#### Instructions to follow:
Tally all lines containing the word "ideal". Give the number alone.

(Dataset items)

* start *

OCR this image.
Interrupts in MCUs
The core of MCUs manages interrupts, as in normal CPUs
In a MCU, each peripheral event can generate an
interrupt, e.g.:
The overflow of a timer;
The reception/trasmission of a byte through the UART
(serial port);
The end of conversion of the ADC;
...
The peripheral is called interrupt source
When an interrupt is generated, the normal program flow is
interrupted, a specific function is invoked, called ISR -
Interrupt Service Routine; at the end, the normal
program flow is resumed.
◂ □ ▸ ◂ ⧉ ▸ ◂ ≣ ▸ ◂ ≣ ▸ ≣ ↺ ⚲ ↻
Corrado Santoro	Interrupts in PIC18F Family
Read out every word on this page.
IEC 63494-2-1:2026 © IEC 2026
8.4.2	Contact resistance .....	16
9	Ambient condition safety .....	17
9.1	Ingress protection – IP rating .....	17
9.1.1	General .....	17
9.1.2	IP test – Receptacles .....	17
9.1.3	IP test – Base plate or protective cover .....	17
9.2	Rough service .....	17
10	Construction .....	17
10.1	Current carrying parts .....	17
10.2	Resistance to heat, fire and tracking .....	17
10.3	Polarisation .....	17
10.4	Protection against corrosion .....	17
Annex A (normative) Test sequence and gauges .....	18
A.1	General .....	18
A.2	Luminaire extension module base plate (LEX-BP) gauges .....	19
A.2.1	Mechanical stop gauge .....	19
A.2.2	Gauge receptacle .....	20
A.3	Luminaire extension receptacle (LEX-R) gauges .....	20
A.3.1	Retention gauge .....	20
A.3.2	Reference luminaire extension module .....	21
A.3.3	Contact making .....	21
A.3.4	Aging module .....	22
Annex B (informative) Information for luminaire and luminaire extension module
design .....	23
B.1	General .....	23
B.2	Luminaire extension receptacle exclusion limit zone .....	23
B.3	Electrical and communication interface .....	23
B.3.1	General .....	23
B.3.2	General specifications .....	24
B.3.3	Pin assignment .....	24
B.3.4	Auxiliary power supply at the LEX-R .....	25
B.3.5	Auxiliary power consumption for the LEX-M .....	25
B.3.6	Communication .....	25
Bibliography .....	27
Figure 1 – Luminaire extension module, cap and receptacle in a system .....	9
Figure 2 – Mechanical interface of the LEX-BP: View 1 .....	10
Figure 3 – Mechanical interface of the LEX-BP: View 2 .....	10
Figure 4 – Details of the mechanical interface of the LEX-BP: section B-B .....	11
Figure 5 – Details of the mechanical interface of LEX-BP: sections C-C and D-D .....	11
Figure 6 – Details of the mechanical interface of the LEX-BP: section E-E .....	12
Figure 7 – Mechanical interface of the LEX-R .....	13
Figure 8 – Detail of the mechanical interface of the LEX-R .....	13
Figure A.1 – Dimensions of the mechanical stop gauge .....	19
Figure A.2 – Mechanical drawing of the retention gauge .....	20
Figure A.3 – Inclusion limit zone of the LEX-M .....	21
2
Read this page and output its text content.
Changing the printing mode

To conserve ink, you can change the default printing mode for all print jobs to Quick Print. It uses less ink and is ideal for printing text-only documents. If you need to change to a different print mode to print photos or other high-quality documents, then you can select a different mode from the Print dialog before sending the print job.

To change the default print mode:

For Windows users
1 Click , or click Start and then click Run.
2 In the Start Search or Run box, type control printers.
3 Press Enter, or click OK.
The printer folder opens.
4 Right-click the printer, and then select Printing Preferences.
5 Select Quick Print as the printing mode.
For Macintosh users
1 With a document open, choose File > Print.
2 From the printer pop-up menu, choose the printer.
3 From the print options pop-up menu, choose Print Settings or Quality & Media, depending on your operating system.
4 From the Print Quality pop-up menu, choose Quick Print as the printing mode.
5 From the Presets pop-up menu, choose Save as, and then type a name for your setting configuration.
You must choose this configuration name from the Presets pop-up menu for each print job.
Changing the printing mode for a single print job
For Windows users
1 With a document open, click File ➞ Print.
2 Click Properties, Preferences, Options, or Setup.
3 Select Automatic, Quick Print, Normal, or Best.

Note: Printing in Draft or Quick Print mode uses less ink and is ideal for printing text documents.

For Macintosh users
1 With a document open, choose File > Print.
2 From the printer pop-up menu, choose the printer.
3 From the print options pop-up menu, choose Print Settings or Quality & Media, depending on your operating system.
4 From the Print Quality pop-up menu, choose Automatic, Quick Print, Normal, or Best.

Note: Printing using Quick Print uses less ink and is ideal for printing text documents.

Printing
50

* end *

#### Written answer:
3